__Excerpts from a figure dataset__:

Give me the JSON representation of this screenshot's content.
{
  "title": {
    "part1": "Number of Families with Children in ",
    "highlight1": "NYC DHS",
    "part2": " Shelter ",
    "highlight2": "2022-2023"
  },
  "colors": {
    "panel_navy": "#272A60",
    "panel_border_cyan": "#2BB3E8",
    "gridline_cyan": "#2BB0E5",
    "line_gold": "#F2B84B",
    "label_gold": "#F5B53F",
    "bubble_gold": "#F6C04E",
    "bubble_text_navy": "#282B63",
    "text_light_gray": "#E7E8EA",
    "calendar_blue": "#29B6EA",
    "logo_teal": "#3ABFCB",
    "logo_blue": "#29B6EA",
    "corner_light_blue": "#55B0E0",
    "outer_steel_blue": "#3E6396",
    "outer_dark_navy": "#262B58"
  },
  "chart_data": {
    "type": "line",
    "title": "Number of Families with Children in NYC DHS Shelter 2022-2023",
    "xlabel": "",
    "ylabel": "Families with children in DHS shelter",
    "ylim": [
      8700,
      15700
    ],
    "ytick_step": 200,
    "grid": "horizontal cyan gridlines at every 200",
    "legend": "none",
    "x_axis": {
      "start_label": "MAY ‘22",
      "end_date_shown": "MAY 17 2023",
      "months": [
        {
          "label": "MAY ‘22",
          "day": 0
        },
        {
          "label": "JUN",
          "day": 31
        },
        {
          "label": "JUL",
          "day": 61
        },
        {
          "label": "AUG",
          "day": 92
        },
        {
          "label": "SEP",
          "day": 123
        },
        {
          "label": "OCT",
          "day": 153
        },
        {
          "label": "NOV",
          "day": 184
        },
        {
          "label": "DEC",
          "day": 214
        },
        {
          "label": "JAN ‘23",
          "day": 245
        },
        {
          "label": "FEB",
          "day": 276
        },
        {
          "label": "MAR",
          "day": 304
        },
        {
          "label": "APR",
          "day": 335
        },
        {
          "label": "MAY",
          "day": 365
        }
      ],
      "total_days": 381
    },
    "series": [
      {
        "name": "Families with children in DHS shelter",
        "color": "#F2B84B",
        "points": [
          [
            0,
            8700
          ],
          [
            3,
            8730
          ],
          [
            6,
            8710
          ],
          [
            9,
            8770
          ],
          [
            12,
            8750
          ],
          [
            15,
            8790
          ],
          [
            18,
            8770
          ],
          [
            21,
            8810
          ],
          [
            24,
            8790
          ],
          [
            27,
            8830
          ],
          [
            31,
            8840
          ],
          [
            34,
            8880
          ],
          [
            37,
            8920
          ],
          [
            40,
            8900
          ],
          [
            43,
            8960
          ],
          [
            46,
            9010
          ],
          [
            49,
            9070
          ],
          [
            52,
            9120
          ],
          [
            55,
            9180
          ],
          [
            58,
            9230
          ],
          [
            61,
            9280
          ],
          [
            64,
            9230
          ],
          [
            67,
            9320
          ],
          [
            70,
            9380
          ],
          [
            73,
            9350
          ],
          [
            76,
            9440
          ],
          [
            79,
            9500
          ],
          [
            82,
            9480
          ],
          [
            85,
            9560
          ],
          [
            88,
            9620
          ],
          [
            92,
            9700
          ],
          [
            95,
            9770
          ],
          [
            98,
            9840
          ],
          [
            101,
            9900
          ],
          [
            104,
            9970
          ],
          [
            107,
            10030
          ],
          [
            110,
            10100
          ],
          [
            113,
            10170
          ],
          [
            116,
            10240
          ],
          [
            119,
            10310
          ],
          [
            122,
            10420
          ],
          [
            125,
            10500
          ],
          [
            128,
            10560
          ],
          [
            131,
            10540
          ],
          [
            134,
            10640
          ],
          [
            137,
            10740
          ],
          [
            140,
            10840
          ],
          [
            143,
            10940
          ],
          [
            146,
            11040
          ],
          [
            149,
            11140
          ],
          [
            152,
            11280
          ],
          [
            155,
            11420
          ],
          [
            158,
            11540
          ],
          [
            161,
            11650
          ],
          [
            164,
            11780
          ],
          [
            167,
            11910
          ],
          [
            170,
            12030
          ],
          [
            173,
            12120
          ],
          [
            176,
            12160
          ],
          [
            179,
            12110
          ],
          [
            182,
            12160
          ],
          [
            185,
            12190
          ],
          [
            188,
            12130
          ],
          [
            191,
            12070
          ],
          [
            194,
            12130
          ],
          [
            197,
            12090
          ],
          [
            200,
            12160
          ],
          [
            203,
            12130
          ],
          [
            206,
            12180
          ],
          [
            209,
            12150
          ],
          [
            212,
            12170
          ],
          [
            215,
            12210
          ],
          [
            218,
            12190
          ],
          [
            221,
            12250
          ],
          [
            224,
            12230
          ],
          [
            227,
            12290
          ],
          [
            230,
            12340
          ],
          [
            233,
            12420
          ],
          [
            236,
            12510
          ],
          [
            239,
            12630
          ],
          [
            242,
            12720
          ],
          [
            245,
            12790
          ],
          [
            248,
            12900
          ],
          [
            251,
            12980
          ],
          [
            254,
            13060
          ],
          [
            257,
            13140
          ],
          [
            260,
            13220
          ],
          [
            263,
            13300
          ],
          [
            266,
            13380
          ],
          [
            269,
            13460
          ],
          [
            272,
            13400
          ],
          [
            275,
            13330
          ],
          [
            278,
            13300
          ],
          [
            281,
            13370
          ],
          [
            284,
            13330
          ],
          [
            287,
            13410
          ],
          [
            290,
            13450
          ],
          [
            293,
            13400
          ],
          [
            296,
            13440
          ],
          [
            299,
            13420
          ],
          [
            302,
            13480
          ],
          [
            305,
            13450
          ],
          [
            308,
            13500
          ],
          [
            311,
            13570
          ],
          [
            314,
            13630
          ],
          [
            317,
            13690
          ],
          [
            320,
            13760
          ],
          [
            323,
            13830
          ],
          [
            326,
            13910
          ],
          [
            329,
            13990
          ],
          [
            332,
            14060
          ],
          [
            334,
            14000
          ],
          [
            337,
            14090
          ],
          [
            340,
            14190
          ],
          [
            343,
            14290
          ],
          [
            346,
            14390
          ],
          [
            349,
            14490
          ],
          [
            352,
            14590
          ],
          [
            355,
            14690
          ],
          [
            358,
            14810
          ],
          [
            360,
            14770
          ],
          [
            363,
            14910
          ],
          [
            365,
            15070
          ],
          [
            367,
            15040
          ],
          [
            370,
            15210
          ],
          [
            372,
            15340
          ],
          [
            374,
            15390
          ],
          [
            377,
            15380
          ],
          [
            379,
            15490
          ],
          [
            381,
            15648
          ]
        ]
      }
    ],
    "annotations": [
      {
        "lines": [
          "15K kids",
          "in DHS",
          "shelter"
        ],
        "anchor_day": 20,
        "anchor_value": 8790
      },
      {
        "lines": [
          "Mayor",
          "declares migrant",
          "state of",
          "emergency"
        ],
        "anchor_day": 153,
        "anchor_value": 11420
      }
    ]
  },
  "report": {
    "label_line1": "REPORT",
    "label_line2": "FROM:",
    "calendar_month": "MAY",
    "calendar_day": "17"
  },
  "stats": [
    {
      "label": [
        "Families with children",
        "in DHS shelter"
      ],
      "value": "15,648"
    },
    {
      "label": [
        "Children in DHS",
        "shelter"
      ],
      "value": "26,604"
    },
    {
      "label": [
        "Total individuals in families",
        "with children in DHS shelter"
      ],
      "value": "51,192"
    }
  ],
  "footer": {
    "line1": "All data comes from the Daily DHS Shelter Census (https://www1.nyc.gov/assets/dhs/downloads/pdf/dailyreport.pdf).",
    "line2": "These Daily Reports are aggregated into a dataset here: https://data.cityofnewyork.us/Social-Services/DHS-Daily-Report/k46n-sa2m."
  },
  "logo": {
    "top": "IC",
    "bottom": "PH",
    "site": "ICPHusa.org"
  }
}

__Written problem__:
Each line of the material that holds the string "title" counts once; give the total alone.

__Problem solution__:
2